_Instruction_: Where the line containing "Convert this document image to plain text." appears, begin retyping; continue exactly through the final line of the data. Omit every picture.
━━━━━ Record excerpts
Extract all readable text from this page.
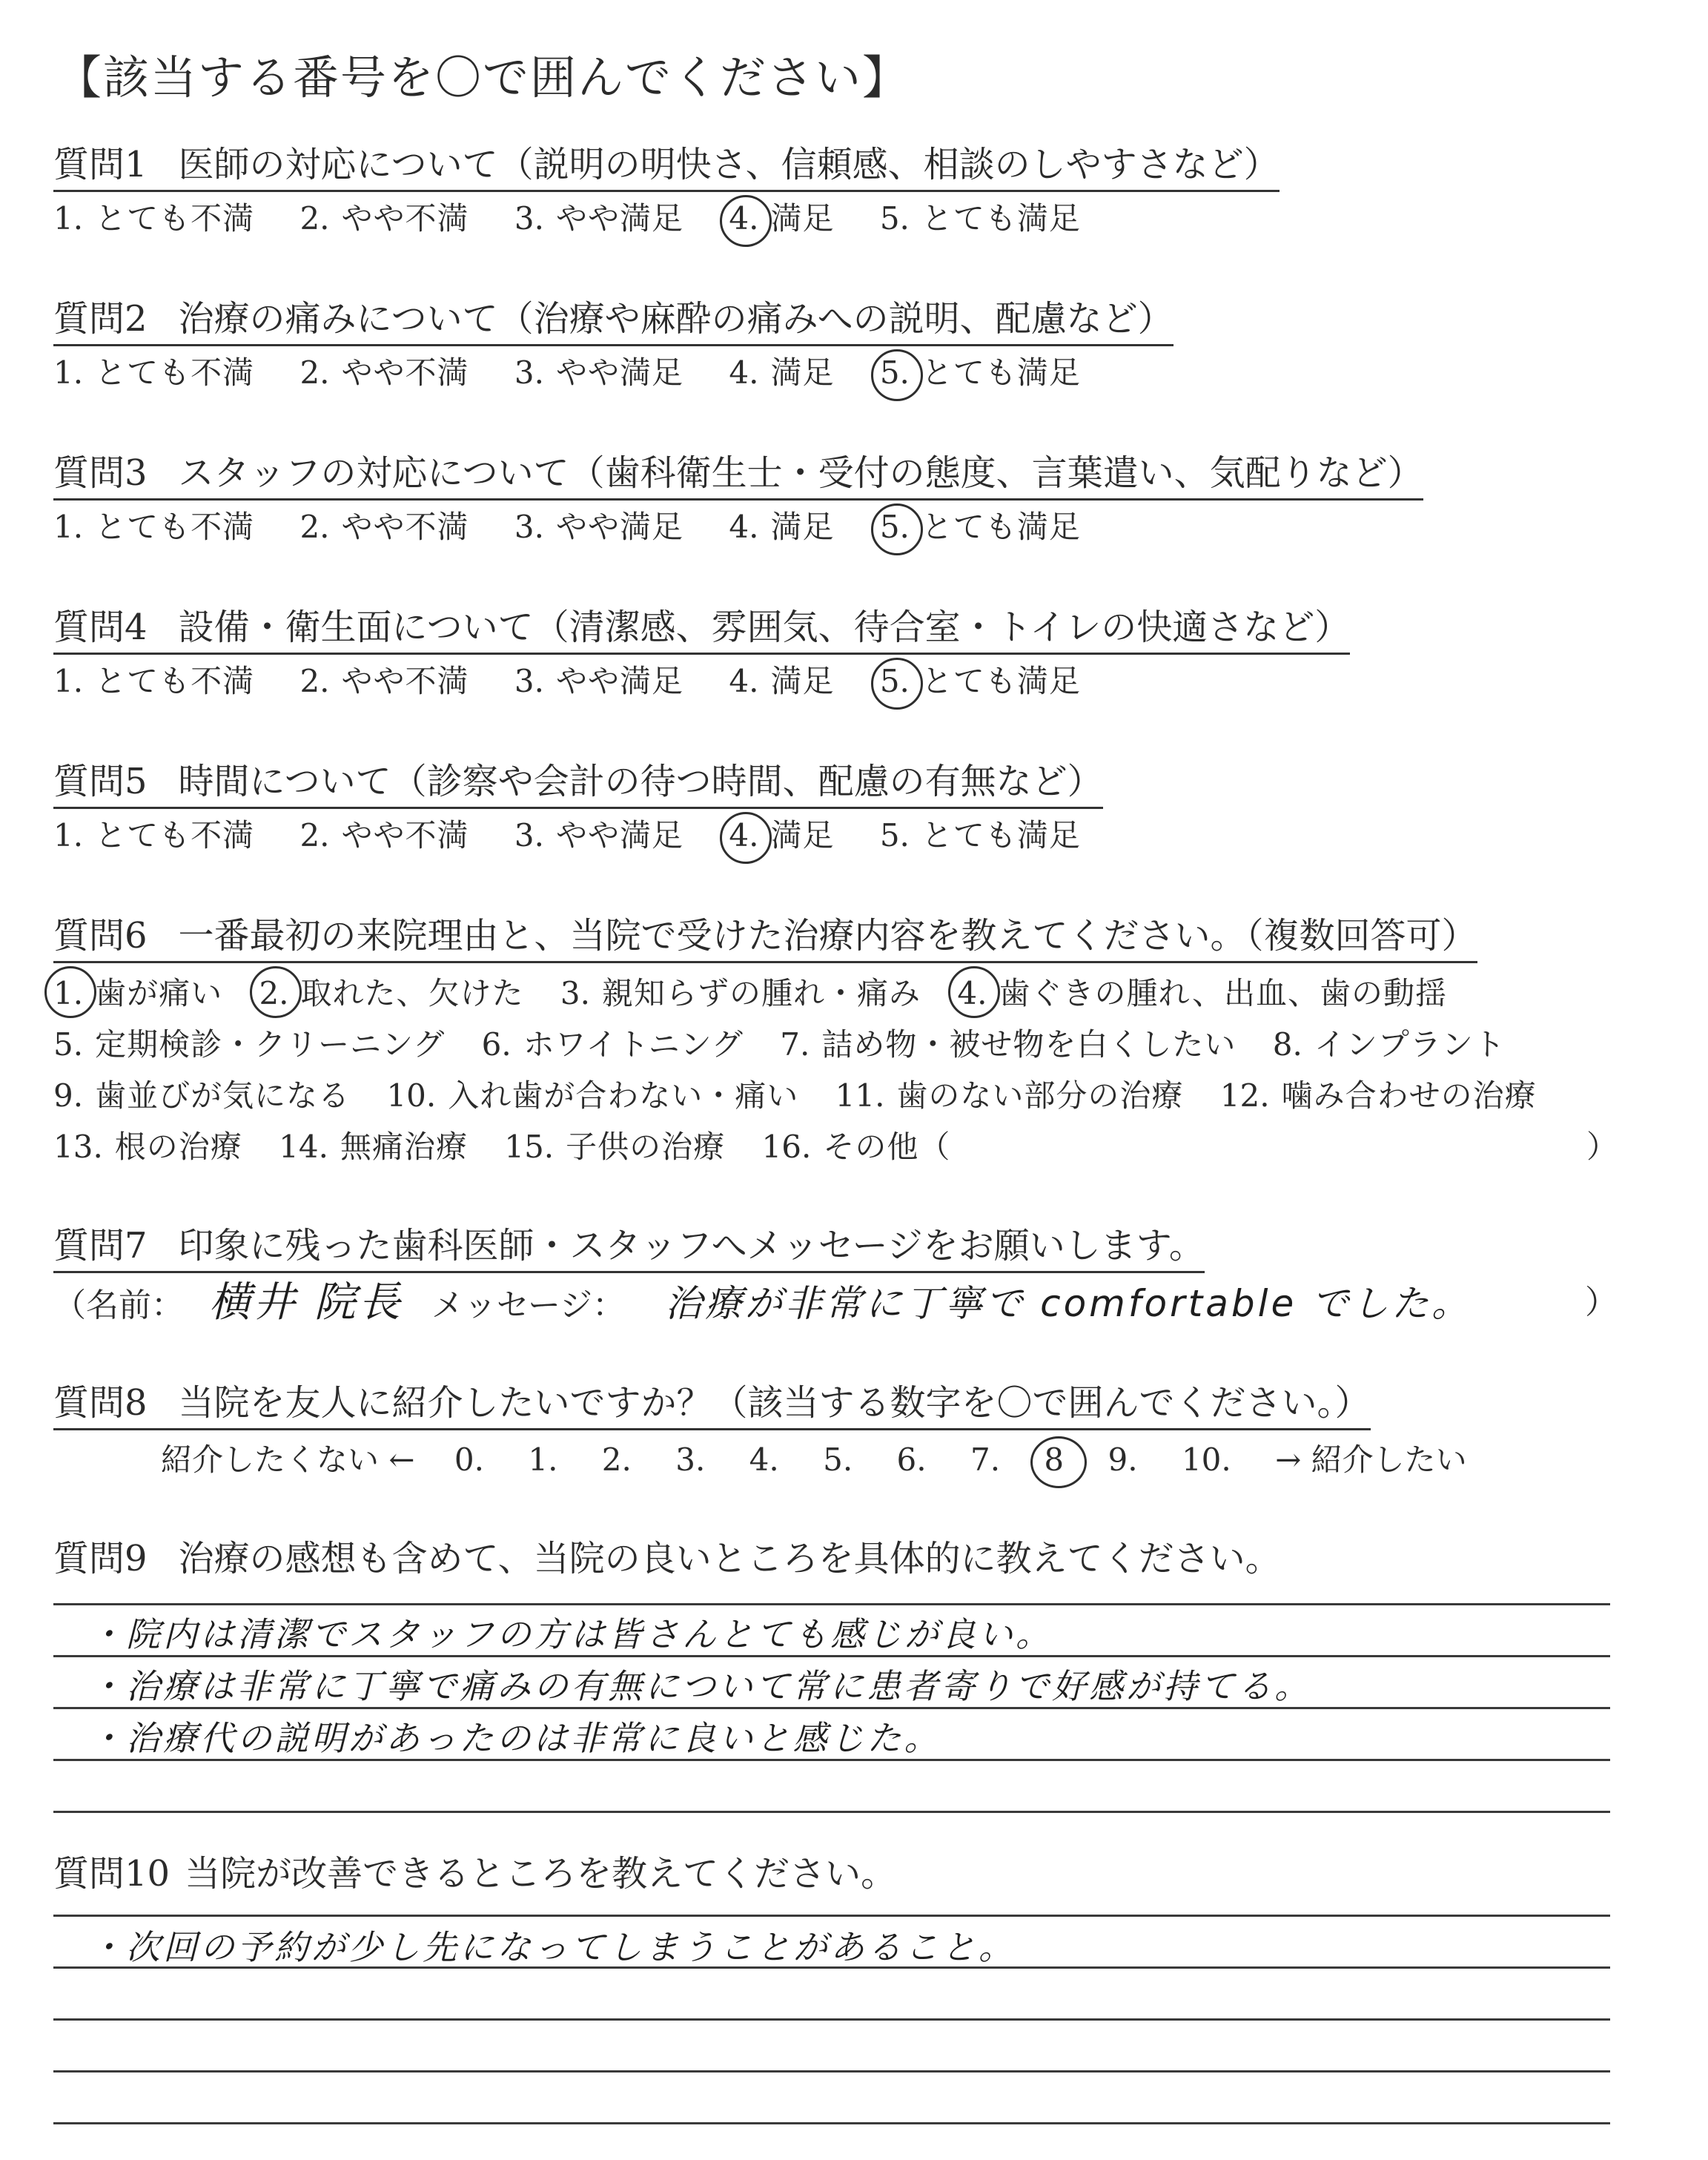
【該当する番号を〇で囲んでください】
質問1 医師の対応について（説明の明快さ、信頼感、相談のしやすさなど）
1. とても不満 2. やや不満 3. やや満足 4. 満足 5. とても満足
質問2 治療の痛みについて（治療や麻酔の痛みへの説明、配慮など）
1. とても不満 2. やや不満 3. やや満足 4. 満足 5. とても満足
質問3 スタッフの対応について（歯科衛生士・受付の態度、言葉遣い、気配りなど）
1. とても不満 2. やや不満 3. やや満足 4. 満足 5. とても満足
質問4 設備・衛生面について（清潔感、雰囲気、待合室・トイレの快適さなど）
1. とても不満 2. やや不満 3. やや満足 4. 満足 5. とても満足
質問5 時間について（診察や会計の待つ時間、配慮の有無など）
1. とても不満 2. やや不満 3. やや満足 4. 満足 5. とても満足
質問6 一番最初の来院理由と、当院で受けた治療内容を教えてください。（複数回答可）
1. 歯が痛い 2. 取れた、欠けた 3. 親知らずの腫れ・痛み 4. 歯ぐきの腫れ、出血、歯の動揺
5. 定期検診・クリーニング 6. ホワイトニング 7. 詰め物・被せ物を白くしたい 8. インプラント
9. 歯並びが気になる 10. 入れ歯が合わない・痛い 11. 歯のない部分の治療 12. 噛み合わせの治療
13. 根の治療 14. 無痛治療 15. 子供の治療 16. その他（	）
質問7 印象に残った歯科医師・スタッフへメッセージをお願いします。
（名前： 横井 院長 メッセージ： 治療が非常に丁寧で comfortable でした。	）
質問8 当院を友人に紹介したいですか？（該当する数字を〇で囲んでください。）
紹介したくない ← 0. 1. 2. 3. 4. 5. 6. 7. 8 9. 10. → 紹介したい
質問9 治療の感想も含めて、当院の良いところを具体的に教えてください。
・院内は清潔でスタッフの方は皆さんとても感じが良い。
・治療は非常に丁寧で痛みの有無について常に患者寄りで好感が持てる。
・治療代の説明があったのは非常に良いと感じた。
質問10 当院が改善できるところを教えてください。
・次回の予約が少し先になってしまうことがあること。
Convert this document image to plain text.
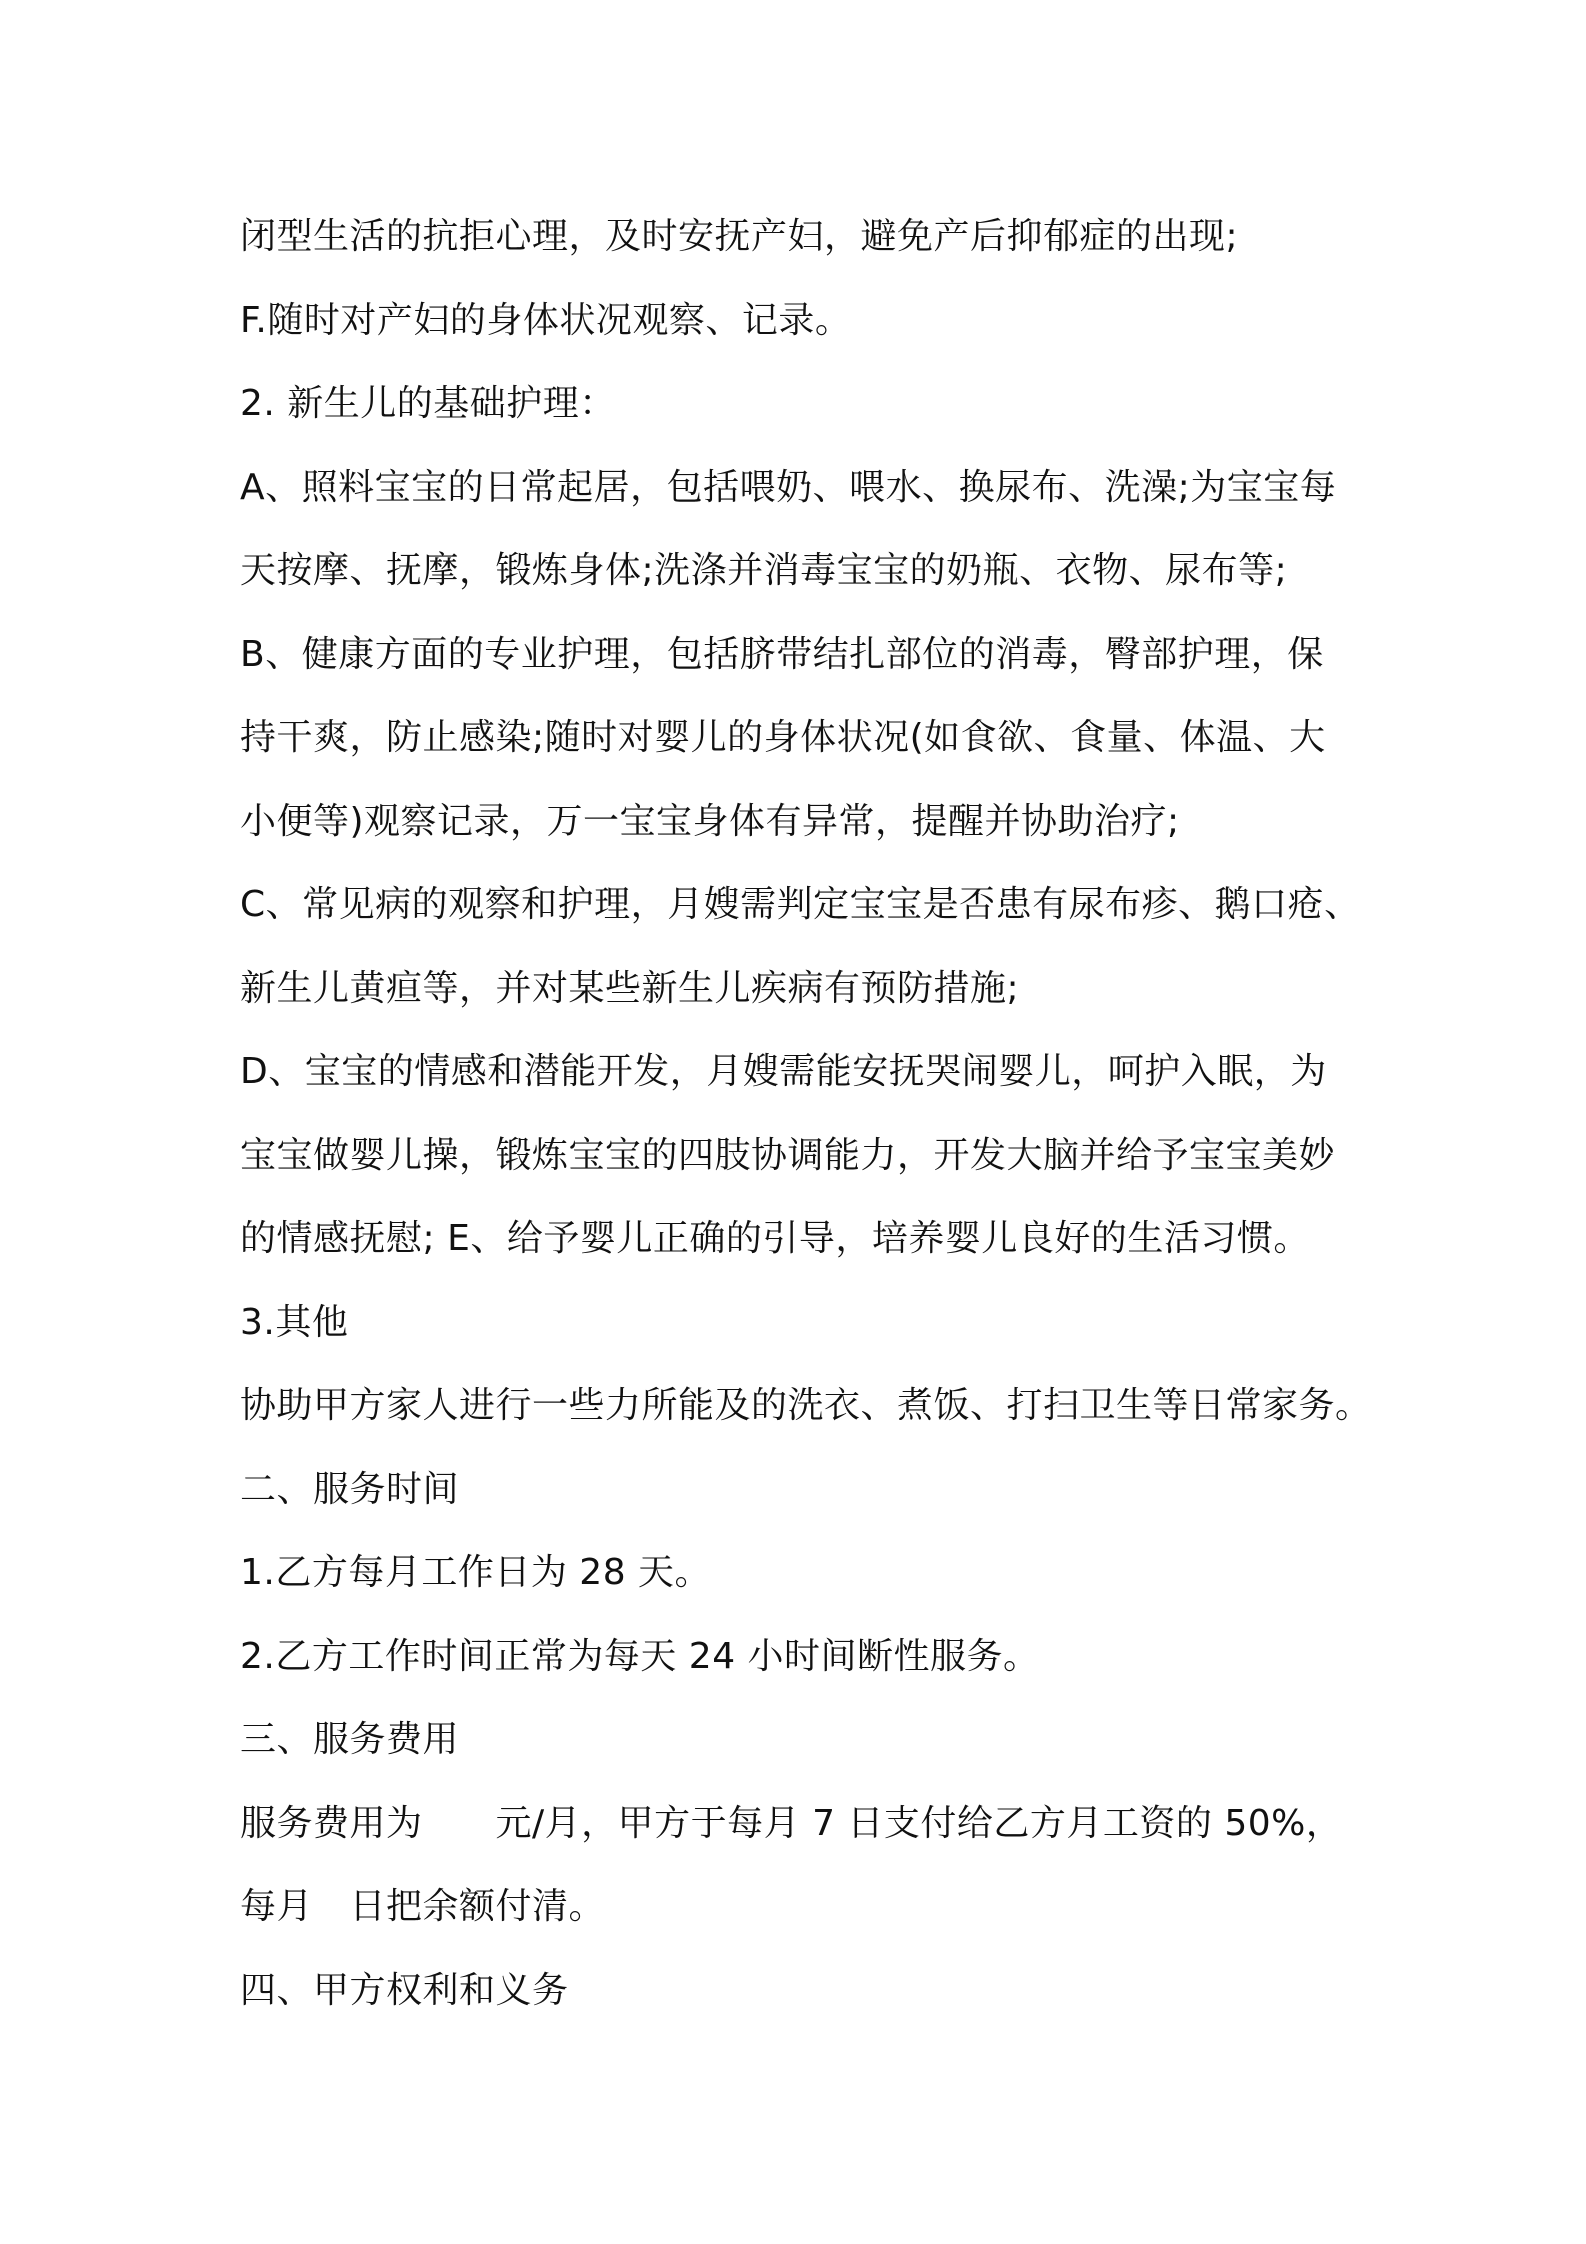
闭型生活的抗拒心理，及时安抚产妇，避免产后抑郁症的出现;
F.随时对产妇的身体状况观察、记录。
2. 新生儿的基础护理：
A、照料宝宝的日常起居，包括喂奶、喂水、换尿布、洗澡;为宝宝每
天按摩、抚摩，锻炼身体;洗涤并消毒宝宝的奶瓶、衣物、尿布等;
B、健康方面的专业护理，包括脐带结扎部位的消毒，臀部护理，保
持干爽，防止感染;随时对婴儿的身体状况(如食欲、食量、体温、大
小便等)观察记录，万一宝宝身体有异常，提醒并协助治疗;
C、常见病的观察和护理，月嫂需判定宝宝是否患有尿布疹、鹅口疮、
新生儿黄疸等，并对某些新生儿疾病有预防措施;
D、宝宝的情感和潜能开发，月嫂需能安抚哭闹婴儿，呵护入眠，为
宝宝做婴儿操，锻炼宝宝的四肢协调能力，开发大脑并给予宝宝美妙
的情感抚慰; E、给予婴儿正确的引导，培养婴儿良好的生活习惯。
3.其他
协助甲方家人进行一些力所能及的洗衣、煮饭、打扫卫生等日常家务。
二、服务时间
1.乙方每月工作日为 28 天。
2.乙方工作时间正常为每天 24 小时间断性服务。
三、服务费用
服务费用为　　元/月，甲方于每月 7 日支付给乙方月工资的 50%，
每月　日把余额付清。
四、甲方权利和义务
━━━━━━━━━━
_Expected answer_:
Convert this document image to plain text.
闭型生活的抗拒心理，及时安抚产妇，避免产后抑郁症的出现;
F.随时对产妇的身体状况观察、记录。
2. 新生儿的基础护理：
A、照料宝宝的日常起居，包括喂奶、喂水、换尿布、洗澡;为宝宝每
天按摩、抚摩，锻炼身体;洗涤并消毒宝宝的奶瓶、衣物、尿布等;
B、健康方面的专业护理，包括脐带结扎部位的消毒，臀部护理，保
持干爽，防止感染;随时对婴儿的身体状况(如食欲、食量、体温、大
小便等)观察记录，万一宝宝身体有异常，提醒并协助治疗;
C、常见病的观察和护理，月嫂需判定宝宝是否患有尿布疹、鹅口疮、
新生儿黄疸等，并对某些新生儿疾病有预防措施;
D、宝宝的情感和潜能开发，月嫂需能安抚哭闹婴儿，呵护入眠，为
宝宝做婴儿操，锻炼宝宝的四肢协调能力，开发大脑并给予宝宝美妙
的情感抚慰; E、给予婴儿正确的引导，培养婴儿良好的生活习惯。
3.其他
协助甲方家人进行一些力所能及的洗衣、煮饭、打扫卫生等日常家务。
二、服务时间
1.乙方每月工作日为 28 天。
2.乙方工作时间正常为每天 24 小时间断性服务。
三、服务费用
服务费用为　　元/月，甲方于每月 7 日支付给乙方月工资的 50%，
每月　日把余额付清。
四、甲方权利和义务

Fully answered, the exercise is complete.